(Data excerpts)
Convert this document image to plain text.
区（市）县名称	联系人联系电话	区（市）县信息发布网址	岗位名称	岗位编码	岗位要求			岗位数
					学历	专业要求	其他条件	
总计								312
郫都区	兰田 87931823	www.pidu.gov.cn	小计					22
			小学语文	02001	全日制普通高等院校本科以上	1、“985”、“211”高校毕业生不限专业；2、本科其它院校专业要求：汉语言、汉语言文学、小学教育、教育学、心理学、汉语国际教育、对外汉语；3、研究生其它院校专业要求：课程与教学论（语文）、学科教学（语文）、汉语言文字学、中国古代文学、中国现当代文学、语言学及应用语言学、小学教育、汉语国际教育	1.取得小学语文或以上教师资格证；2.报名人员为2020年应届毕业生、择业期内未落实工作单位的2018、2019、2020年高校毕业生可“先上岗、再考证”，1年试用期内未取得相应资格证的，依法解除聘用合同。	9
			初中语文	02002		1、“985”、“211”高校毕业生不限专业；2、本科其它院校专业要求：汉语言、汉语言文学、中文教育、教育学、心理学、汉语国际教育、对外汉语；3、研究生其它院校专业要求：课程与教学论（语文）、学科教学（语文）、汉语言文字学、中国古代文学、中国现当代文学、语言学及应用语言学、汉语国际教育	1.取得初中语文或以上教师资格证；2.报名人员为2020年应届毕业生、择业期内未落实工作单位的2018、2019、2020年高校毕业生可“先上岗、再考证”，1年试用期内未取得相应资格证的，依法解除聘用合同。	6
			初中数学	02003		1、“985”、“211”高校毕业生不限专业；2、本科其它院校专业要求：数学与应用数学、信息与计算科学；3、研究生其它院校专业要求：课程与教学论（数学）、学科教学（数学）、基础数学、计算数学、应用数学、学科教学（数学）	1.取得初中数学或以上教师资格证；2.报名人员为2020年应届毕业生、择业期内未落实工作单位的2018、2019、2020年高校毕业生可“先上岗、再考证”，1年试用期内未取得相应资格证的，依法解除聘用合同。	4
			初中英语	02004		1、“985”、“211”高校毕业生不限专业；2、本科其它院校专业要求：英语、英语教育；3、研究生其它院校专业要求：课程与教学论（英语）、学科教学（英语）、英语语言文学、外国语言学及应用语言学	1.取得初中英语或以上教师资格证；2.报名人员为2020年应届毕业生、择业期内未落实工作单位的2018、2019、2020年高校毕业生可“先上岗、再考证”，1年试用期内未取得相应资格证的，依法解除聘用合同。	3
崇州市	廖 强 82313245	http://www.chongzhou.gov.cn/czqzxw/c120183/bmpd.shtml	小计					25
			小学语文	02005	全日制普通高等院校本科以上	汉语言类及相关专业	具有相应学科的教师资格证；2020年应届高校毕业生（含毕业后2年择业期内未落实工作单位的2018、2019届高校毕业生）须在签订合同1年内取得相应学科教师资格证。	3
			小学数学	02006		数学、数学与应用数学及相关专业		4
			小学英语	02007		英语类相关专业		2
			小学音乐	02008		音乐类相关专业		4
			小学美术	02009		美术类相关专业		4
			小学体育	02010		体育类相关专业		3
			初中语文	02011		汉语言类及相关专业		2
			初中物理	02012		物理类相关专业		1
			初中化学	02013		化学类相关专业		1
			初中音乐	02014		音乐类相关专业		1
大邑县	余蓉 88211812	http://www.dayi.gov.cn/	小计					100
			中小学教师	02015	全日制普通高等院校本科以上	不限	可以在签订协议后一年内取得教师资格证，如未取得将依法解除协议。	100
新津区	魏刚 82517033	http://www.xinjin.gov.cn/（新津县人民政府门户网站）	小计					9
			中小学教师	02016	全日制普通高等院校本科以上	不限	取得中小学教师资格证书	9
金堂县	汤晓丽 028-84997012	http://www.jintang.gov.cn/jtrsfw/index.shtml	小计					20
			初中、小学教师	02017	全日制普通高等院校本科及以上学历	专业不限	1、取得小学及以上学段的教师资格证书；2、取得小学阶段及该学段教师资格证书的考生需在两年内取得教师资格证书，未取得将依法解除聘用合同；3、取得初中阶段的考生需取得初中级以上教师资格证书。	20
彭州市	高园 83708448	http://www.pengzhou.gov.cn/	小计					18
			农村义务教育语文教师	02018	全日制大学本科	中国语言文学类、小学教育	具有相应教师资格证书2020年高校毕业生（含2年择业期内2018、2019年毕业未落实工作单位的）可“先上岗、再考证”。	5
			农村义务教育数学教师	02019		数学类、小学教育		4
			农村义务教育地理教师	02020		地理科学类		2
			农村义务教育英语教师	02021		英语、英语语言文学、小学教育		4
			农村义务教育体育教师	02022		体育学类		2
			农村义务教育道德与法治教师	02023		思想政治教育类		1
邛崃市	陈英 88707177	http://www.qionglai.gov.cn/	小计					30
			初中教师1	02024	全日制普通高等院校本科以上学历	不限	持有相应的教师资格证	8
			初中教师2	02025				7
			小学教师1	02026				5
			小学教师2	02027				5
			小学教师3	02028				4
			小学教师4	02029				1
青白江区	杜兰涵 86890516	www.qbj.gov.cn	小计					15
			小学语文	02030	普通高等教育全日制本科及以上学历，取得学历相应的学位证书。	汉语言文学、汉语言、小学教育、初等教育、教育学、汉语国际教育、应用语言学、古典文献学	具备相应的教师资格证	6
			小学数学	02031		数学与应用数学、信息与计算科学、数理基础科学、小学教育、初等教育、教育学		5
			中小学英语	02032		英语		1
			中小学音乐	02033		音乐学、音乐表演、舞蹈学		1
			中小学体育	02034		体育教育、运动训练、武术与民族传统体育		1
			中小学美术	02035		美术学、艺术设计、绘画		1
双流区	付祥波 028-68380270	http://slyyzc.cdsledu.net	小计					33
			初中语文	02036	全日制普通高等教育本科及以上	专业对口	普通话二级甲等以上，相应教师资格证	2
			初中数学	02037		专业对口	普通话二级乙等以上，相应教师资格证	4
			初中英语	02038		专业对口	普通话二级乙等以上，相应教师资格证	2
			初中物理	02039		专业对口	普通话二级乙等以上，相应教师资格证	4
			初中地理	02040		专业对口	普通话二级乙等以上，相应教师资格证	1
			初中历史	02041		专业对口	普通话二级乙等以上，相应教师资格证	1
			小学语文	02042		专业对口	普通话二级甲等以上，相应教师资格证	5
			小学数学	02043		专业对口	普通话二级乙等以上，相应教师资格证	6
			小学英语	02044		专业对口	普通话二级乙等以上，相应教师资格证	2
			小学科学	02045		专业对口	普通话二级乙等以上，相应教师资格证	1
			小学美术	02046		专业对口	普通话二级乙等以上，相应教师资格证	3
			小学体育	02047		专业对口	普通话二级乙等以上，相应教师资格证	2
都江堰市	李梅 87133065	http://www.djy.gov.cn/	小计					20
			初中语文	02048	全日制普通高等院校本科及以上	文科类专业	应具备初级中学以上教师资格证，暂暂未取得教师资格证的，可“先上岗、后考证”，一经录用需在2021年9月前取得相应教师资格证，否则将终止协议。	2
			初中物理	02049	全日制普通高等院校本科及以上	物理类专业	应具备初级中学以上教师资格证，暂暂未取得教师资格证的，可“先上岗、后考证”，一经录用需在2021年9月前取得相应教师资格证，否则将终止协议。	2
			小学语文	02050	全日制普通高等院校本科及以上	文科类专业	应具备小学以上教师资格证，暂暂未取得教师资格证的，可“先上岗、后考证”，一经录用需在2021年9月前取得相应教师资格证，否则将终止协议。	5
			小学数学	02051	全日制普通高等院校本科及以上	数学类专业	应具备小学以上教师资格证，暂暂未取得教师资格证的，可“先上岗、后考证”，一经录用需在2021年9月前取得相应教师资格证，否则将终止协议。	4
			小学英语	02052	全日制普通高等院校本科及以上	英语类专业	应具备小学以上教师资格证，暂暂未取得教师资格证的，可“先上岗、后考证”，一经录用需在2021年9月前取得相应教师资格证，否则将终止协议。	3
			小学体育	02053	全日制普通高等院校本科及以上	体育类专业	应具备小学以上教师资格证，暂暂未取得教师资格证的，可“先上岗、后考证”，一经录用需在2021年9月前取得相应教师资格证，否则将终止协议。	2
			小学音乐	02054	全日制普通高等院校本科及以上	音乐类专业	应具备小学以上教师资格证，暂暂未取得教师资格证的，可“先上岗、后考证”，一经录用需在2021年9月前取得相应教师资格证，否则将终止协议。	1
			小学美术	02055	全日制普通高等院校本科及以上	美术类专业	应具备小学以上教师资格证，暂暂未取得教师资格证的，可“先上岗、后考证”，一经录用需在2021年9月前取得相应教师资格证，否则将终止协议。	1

_Problem details:_ Spot every line that holds "信息与计算科学" and copy it.

_Task answer:_
			初中数学	02003		1、“985”、“211”高校毕业生不限专业；2、本科其它院校专业要求：数学与应用数学、信息与计算科学；3、研究生其它院校专业要求：课程与教学论（数学）、学科教学（数学）、基础数学、计算数学、应用数学、学科教学（数学）	1.取得初中数学或以上教师资格证；2.报名人员为2020年应届毕业生、择业期内未落实工作单位的2018、2019、2020年高校毕业生可“先上岗、再考证”，1年试用期内未取得相应资格证的，依法解除聘用合同。	4
			小学数学	02031		数学与应用数学、信息与计算科学、数理基础科学、小学教育、初等教育、教育学		5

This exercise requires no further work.